# My Nephew the sloosher!



## elk22hunter (Sep 7, 2007)

My nephew went out in search of the ever so illusive Mule Deer Buckie today and scored!


----------



## NHS (Sep 7, 2007)

Very cool! Congrats to him.


----------



## wyogoob (Sep 7, 2007)

Tell him "good job"


----------



## Huge29 (Sep 17, 2007)

Nice; is this on the good side of the state line?


----------



## svmoose (Feb 28, 2008)

Very cool, he must have been using some good broadheads.


----------



## stixnblades (Aug 26, 2010)

The kid is good. Always seems to pull one out.


----------



## elk22hunter (Sep 7, 2007)

Huge, yes he was in Utah.

SV, He is the Poster child for the Epek Broadhead! He has killed an Aligator, a Hog, a Buffalo and two 4x4 Mule Deer in consecutive years............I might add that he holds the world record for the fastest kill with the Broadhead. His Buffalo turned to run after only ONE shot and made it litterally 3 steps before his legs going out on him and he was down. Down in 10 feet and dead in 30 seconds. On investigation, we have determined that the best place to drop the blood pressure of an animal is to NOT hit them IN the heart but right at the TOP of the heart where all the plumbing goes in. If you sever all of the plumbing at once, they are done and in a BIG hurry.


----------



## Size Matters (Dec 22, 2007)

That is cool good job. 8)


----------



## Raptorman (Aug 18, 2009)

Nice buck, congrats!


----------



## Al Hansen (Sep 7, 2007)

Nice. Well done.


----------



## tuffluckdriller (May 27, 2009)

Nice job! Great Buck!


----------

* SET EXERCISE A:
From the hunting forum thread, list every username that appears with the date Sep 7, 2007, giving each name once.
* SET EXERCISE B:
Answer these questions from the hunting forum thread:
(i) In which state was the nephew, according to elk22hunter's reply to Huge?
(ii) How many steps did the Buffalo make after one shot?
(iii) What does svmoose say the nephew must have been using?
* SET EXERCISE C:
Return the passage of the hunting forum thread between "## stixnblades (Aug" and "a BIG hurry.", inclusive.

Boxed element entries
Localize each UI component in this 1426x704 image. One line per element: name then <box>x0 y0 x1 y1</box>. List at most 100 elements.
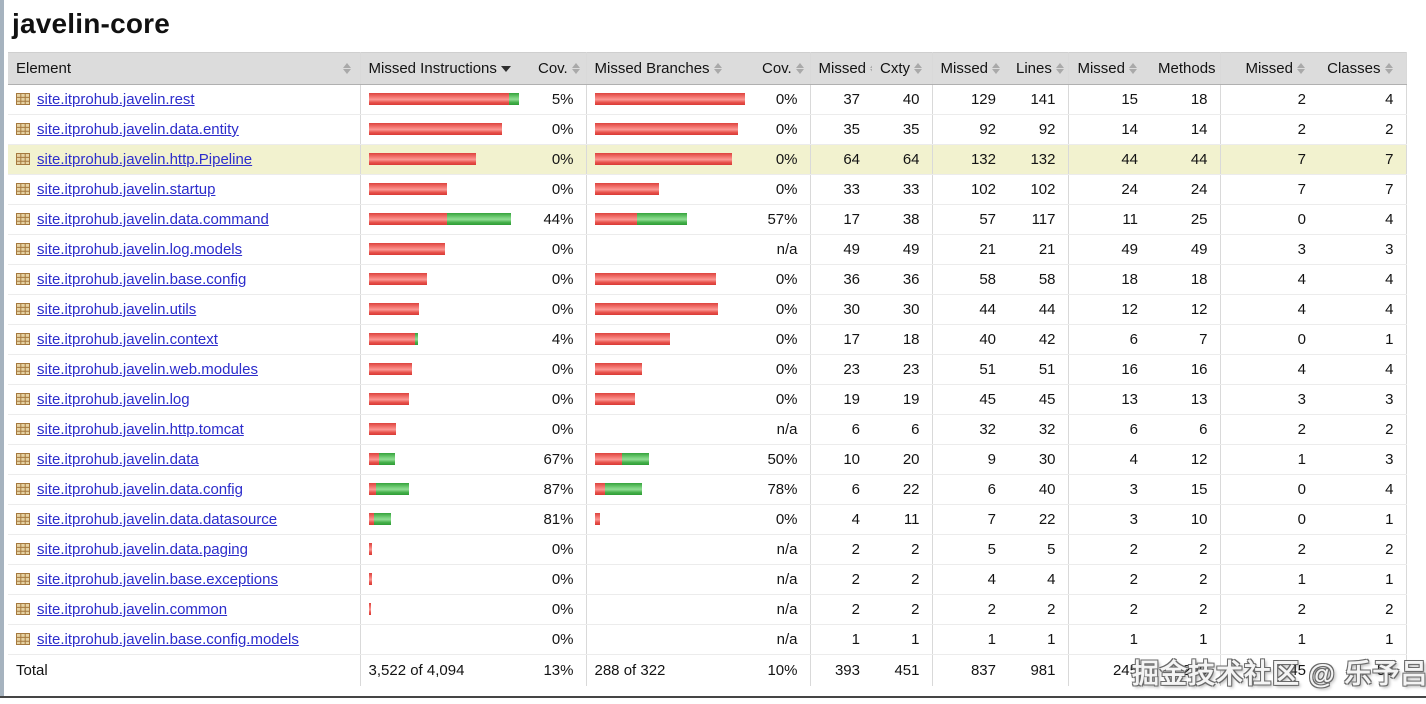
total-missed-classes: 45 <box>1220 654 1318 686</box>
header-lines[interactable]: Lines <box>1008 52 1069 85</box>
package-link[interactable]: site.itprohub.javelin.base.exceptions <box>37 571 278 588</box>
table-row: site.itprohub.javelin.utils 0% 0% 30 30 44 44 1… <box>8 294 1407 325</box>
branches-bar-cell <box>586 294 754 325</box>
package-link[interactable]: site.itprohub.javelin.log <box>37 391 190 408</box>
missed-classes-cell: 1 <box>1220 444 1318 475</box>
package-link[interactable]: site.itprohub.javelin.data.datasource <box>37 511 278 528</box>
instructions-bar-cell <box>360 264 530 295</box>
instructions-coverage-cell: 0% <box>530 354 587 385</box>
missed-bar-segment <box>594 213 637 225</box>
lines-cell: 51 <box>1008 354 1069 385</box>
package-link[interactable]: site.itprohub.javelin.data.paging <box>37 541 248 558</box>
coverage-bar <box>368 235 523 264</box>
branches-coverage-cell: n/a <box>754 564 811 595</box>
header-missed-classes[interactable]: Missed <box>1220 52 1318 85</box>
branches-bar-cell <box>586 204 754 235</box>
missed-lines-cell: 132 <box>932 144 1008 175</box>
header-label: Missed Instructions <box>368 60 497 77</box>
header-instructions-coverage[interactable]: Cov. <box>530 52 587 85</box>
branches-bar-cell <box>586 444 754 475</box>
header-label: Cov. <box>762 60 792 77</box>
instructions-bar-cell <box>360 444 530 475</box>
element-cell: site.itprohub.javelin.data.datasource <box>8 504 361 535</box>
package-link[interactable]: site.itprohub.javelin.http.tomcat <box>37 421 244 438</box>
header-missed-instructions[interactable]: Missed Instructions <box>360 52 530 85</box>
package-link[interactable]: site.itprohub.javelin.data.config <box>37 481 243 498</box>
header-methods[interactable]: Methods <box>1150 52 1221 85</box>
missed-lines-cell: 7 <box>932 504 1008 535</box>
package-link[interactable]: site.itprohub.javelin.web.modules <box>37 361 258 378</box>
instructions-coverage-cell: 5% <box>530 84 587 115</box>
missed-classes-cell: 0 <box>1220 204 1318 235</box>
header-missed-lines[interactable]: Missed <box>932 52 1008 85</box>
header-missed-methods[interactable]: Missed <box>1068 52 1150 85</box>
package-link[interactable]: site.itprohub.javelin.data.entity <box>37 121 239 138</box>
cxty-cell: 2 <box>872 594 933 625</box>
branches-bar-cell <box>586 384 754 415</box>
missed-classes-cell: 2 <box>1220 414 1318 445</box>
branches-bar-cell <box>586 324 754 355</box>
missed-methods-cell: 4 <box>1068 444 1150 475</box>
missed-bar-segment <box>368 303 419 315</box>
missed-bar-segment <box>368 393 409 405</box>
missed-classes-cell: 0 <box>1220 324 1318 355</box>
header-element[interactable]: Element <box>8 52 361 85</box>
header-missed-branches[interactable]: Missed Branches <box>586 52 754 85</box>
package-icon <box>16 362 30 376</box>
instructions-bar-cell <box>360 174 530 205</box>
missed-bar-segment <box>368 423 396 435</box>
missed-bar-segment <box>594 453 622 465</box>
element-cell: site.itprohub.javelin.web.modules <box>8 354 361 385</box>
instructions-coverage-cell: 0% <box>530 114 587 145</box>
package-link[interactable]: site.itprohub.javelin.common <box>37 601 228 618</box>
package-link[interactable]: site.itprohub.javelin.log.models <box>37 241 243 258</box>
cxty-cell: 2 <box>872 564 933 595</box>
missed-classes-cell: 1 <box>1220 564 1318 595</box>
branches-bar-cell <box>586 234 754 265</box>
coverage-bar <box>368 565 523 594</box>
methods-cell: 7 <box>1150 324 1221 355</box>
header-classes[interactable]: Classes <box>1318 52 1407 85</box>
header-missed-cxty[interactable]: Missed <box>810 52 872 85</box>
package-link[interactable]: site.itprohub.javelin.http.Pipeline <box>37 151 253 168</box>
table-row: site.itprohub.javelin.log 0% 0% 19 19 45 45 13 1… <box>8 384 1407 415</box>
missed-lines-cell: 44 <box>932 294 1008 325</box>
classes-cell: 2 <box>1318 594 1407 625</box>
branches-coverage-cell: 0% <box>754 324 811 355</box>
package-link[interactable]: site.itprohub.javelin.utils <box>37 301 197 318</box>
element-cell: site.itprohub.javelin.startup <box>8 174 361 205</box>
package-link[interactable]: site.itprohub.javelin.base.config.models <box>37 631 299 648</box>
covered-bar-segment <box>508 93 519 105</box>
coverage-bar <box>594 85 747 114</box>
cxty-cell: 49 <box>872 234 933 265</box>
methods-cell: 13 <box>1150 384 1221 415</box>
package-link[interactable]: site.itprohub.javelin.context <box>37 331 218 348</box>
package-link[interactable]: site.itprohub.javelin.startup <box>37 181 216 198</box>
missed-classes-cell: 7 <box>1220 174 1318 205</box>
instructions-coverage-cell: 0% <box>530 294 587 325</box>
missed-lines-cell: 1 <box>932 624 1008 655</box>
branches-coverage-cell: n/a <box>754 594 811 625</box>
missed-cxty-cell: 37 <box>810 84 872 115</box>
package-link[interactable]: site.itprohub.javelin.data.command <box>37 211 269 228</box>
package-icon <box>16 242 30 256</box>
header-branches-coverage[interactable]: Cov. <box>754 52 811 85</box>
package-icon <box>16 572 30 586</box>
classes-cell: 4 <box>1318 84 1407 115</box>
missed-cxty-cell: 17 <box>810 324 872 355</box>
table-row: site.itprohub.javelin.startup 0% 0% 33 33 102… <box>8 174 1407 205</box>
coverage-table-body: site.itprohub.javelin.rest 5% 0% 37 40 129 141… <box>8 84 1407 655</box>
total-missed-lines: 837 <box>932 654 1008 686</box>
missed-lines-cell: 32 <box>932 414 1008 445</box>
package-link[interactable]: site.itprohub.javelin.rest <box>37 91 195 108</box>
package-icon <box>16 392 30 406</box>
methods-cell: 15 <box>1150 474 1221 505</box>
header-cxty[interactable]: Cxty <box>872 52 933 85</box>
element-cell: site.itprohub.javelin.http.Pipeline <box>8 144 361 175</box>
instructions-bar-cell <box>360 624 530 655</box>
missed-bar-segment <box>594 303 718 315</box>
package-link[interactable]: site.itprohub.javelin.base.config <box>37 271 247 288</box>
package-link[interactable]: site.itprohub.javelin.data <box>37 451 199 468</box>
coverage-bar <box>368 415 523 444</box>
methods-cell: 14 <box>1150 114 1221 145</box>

---

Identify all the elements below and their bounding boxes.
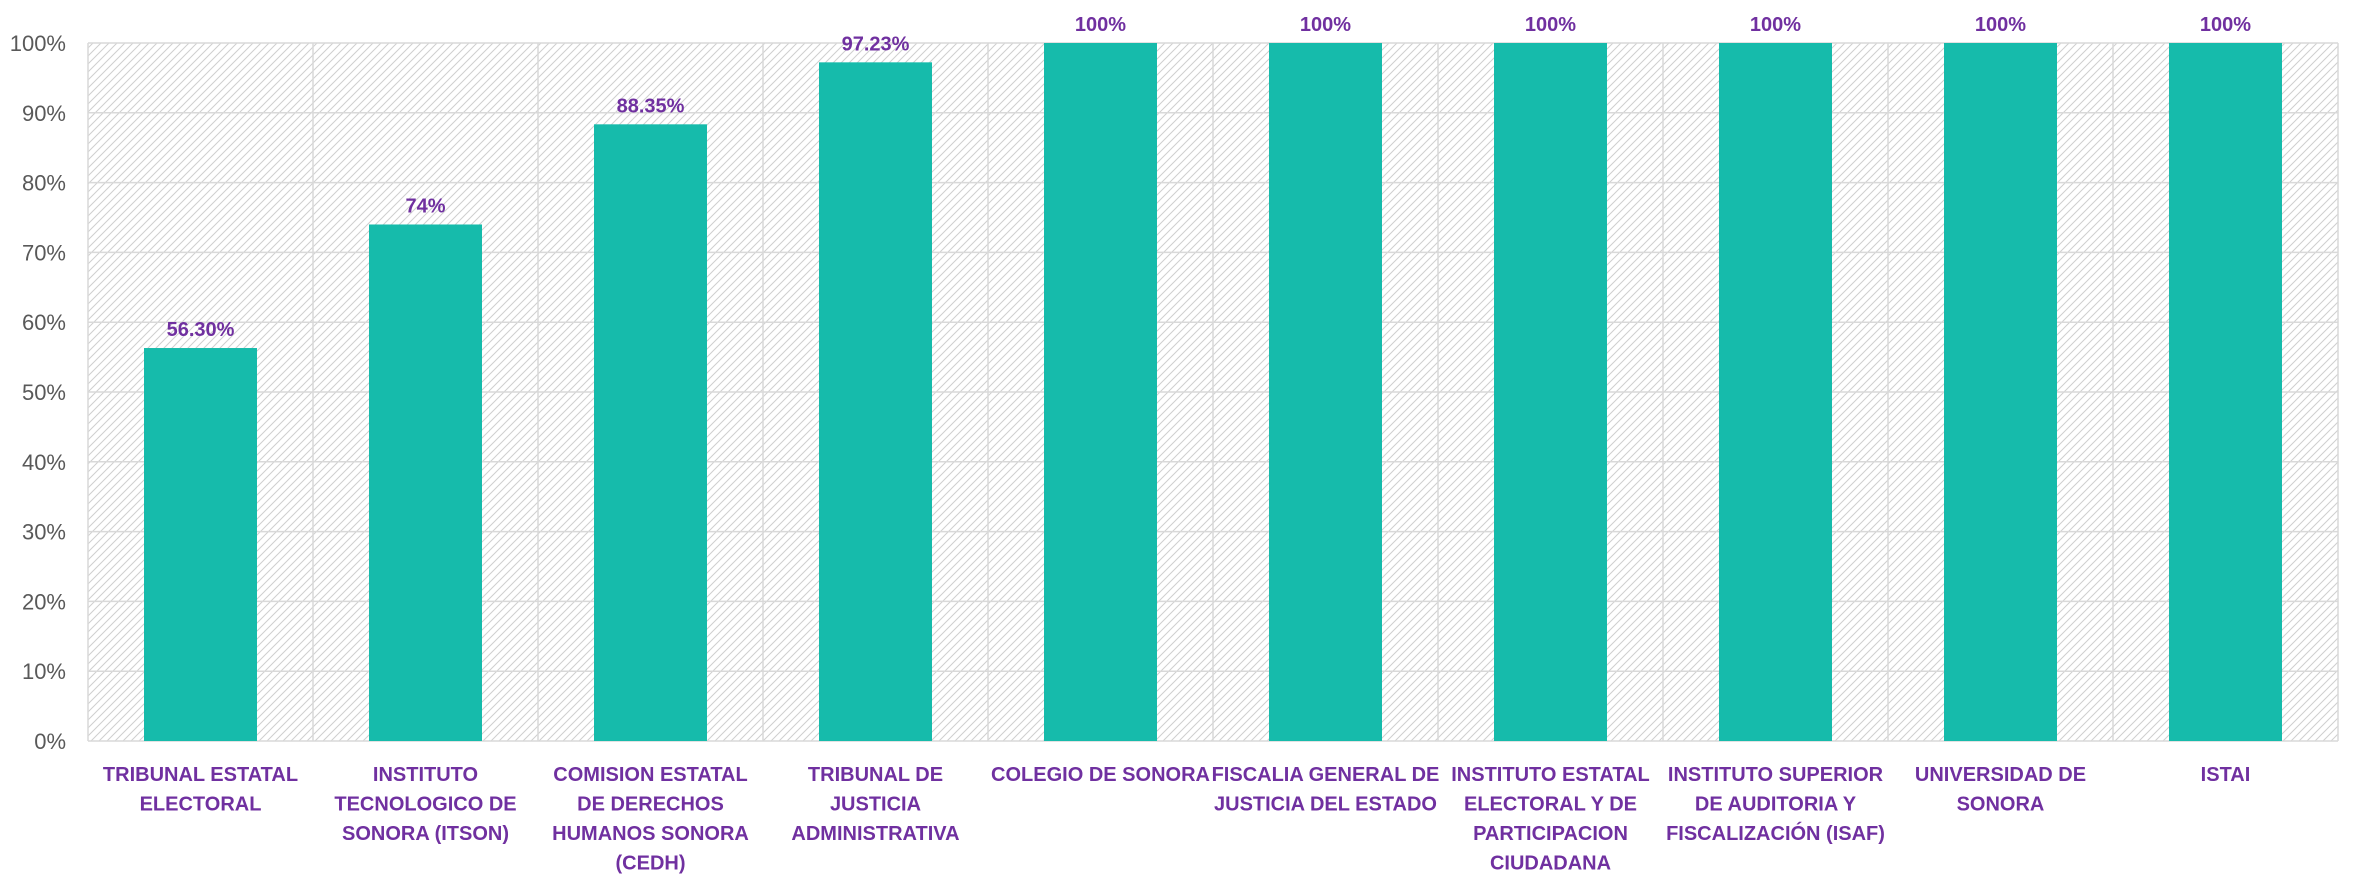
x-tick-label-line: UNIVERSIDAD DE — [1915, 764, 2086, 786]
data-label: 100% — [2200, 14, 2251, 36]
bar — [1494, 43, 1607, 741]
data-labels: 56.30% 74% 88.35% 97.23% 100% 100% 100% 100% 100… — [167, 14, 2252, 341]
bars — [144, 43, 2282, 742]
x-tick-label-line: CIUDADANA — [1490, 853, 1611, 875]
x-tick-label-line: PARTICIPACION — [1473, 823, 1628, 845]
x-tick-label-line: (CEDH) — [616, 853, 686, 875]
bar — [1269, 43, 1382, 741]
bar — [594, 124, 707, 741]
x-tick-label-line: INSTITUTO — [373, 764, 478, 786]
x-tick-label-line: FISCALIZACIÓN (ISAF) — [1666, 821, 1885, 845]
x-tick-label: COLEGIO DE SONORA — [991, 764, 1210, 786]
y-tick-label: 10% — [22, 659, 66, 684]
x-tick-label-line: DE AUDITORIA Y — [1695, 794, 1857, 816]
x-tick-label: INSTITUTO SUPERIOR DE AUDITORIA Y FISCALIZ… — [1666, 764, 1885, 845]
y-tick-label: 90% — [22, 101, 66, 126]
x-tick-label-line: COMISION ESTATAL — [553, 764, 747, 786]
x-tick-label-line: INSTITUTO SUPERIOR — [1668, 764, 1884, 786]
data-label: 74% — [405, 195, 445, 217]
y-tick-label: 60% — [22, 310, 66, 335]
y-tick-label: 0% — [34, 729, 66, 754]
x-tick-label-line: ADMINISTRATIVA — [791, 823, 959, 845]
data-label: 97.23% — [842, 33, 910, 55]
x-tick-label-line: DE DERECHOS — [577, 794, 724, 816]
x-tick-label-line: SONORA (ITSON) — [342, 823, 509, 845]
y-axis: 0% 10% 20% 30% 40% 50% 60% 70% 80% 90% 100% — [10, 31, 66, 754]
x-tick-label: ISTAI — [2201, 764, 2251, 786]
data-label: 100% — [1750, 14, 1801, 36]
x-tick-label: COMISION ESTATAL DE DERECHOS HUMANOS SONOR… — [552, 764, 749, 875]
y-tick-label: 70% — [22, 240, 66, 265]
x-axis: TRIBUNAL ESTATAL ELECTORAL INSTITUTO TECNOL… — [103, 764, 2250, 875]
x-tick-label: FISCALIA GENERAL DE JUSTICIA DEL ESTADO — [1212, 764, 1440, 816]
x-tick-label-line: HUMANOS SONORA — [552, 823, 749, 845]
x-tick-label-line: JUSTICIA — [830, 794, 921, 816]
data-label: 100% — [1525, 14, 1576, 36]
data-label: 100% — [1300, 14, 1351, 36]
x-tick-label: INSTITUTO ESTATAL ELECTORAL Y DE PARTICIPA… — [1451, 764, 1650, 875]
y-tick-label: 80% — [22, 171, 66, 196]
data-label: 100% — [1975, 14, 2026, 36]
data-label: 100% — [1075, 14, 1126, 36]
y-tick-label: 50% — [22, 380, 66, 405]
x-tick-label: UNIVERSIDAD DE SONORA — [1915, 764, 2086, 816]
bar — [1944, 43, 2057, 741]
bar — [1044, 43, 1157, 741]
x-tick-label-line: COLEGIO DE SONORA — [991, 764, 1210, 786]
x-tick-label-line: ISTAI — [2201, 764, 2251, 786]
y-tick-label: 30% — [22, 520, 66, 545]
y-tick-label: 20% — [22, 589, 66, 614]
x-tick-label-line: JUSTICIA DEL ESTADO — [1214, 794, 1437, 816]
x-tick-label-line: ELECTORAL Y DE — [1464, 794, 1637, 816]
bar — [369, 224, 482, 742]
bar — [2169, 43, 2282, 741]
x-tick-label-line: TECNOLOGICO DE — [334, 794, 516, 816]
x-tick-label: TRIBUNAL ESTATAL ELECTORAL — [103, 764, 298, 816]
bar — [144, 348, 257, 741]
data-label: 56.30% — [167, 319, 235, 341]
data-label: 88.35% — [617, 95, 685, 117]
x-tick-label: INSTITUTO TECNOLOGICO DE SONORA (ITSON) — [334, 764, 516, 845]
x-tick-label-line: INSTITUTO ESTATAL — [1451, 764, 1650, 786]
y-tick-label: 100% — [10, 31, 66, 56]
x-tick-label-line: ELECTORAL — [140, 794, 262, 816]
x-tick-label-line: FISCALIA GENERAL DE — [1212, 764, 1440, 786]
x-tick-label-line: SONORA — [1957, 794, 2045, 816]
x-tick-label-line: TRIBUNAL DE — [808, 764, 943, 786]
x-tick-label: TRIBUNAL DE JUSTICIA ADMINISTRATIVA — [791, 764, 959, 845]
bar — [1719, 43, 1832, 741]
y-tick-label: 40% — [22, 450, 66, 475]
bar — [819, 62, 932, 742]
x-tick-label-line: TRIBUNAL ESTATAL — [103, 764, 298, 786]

* * *

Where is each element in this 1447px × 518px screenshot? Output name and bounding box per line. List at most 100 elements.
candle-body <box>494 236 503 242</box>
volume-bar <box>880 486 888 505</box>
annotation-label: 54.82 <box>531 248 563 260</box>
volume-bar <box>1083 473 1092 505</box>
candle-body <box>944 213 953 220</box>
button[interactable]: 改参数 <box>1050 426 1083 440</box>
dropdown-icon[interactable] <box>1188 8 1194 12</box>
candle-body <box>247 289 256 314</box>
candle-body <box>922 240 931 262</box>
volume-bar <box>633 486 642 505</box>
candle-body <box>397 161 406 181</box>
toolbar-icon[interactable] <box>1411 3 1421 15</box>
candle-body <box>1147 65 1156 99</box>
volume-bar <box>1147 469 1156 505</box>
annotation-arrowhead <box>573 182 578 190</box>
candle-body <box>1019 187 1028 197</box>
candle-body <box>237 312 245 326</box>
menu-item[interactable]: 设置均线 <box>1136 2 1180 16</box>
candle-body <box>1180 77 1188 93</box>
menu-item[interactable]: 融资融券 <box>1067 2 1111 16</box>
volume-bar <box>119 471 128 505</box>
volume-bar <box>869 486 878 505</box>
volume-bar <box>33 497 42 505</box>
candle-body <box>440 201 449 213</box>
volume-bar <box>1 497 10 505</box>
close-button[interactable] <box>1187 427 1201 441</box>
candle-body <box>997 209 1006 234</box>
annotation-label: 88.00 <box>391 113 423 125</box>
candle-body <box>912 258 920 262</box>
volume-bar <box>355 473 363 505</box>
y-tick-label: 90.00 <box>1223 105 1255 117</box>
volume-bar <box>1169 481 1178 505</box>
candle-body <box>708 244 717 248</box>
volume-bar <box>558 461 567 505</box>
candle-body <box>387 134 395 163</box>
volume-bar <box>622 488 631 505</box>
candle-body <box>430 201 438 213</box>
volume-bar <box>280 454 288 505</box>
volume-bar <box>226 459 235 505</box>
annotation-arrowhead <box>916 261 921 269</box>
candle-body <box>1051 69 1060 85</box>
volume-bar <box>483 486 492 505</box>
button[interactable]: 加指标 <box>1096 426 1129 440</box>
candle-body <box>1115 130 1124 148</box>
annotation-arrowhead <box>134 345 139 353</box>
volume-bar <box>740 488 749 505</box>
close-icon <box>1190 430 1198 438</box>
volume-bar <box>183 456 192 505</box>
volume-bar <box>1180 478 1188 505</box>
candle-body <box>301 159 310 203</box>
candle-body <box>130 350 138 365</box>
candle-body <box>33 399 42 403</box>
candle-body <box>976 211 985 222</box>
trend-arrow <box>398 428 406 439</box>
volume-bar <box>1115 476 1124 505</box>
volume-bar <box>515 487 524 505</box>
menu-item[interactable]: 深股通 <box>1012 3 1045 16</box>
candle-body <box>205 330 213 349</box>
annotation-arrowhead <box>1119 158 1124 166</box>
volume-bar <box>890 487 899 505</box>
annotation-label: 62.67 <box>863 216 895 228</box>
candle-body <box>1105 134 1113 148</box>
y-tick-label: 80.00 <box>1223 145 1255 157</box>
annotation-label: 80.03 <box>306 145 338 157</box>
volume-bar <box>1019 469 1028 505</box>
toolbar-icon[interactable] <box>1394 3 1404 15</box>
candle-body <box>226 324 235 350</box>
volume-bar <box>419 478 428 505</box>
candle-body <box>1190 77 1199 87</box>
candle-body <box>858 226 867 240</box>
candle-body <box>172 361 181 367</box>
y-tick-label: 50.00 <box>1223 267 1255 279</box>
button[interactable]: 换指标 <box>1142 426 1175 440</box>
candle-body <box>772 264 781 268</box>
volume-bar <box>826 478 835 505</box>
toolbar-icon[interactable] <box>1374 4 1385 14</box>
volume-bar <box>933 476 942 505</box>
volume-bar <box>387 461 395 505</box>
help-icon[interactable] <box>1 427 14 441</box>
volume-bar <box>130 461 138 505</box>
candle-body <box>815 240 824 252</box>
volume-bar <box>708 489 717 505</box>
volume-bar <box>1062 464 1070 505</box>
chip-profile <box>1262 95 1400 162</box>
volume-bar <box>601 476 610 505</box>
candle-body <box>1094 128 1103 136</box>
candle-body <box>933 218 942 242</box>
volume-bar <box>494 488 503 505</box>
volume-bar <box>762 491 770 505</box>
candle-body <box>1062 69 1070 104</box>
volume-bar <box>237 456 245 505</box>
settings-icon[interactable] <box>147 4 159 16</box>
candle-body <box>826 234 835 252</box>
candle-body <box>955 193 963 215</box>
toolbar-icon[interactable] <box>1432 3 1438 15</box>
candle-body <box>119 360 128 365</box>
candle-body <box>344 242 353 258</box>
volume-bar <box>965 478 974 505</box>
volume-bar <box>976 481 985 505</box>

* EXERCISE SOLUTION A:
elk22hunter
NHS
wyogoob
Al Hansen

* EXERCISE SOLUTION B:
(i) Utah
(ii) 3 steps
(iii) Some good broadheads

* EXERCISE SOLUTION C:
## stixnblades (Aug 26, 2010)

The kid is good. Always seems to pull one out.


----------



## elk22hunter (Sep 7, 2007)

Huge, yes he was in Utah.

SV, He is the Poster child for the Epek Broadhead! He has killed an Aligator, a Hog, a Buffalo and two 4x4 Mule Deer in consecutive years............I might add that he holds the world record for the fastest kill with the Broadhead. His Buffalo turned to run after only ONE shot and made it litterally 3 steps before his legs going out on him and he was down. Down in 10 feet and dead in 30 seconds. On investigation, we have determined that the best place to drop the blood pressure of an animal is to NOT hit them IN the heart but right at the TOP of the heart where all the plumbing goes in. If you sever all of the plumbing at once, they are done and in a BIG hurry.